Data shown:
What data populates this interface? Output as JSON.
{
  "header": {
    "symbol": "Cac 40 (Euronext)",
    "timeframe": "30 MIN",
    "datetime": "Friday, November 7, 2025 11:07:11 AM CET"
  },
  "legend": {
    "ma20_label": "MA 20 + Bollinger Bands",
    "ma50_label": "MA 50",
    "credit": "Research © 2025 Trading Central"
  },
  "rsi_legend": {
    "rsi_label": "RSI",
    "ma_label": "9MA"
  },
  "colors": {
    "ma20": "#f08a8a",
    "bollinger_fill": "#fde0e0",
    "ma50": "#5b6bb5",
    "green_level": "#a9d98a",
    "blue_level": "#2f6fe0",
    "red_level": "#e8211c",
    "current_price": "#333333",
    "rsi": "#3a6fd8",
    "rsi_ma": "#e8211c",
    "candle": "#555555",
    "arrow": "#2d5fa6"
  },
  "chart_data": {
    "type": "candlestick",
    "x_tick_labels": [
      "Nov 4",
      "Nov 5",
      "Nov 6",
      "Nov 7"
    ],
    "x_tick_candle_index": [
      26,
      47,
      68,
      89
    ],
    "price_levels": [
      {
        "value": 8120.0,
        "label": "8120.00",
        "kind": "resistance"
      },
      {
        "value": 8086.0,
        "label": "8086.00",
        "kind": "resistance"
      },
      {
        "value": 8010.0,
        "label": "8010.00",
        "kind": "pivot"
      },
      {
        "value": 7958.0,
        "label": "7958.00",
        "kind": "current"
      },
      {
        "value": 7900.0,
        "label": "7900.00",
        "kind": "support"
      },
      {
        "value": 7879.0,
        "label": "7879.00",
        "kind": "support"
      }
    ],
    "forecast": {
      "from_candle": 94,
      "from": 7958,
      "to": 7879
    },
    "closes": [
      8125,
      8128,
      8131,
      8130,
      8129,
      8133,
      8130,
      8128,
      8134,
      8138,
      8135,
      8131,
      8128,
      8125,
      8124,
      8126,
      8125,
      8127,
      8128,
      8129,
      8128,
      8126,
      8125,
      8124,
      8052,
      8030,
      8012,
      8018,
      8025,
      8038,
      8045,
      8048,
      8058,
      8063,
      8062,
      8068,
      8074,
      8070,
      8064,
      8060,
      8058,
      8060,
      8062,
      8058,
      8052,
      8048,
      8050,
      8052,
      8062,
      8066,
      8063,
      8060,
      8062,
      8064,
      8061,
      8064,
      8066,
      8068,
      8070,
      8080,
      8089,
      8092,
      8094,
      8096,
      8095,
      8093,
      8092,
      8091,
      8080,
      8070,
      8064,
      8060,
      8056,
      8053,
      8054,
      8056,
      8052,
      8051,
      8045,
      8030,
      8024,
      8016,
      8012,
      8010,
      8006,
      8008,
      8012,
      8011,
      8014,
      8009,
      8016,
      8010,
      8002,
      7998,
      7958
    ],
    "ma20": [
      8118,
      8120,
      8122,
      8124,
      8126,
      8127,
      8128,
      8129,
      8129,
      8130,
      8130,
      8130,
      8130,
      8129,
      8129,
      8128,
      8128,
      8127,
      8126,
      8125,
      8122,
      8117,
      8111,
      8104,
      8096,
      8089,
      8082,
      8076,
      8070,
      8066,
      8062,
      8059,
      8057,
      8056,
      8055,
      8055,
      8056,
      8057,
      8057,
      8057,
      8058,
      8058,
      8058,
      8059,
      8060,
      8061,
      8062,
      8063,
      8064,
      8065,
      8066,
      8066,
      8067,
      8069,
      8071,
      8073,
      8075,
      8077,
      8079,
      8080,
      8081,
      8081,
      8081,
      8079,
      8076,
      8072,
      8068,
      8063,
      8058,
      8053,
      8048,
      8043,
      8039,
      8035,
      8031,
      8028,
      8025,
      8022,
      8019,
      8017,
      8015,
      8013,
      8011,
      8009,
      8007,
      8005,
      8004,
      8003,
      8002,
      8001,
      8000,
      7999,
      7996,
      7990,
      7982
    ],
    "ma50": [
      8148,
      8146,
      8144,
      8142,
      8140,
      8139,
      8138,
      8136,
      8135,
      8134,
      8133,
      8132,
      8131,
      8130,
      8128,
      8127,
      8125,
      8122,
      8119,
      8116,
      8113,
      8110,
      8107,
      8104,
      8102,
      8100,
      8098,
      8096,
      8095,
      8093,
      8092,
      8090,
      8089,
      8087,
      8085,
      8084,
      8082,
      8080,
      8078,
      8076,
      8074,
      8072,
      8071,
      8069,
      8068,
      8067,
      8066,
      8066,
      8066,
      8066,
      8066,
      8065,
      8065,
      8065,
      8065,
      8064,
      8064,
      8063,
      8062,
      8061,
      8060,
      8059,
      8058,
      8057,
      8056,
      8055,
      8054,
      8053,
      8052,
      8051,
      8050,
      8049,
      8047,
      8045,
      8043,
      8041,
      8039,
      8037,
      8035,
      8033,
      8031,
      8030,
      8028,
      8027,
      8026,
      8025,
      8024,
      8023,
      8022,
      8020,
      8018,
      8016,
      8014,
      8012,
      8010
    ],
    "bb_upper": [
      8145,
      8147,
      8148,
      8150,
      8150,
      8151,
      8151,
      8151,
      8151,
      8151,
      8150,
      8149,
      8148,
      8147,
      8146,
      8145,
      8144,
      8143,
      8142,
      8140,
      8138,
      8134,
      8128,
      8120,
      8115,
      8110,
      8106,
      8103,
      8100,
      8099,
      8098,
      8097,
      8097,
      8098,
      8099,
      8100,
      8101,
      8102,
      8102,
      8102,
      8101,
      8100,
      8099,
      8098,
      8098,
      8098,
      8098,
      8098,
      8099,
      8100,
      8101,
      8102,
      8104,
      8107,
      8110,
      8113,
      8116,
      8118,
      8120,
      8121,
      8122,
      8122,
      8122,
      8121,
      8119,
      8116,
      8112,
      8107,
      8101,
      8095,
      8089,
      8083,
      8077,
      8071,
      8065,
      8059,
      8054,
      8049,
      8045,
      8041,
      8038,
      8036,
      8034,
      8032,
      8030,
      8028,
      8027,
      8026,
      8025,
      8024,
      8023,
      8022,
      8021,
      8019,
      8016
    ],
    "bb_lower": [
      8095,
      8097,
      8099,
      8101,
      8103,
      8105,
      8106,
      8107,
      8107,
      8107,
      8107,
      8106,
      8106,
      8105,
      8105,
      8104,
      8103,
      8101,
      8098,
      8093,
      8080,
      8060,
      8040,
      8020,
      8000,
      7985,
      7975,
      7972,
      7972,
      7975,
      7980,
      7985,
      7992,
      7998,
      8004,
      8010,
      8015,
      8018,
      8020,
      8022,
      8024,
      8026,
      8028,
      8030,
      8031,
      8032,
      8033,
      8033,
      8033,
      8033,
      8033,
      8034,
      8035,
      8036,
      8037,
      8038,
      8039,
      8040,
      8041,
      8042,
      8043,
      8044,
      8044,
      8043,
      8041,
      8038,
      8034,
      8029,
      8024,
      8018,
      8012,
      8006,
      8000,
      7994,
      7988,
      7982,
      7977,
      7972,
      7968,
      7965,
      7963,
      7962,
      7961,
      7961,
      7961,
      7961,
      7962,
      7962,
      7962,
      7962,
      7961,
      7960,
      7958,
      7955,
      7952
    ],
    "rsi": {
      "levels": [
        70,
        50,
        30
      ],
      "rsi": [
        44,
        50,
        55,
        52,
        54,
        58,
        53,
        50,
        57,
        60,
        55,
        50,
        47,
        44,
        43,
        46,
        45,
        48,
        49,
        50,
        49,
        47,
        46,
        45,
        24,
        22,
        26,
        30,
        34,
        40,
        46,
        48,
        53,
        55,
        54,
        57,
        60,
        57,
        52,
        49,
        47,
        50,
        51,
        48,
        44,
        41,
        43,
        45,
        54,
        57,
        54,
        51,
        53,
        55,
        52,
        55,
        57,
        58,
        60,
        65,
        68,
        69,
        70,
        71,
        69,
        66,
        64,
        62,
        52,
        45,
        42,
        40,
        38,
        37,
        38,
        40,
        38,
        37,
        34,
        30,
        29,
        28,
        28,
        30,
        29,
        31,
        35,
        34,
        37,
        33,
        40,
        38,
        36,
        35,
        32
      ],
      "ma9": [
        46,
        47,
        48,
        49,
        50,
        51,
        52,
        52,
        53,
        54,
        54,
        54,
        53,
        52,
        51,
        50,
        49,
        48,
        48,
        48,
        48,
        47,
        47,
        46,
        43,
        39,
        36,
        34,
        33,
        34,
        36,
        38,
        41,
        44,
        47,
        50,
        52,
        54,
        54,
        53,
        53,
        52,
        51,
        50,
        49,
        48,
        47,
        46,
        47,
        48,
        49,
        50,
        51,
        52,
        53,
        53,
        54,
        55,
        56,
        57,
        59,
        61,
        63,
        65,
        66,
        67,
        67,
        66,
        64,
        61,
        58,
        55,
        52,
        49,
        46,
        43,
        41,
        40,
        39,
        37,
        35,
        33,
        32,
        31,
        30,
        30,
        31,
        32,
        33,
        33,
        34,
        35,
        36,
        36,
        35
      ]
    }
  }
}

Directions for this task: Show the lines of the material that contain the word "value".

Answer:
        "value": 8120.0,
        "value": 8086.0,
        "value": 8010.0,
        "value": 7958.0,
        "value": 7900.0,
        "value": 7879.0,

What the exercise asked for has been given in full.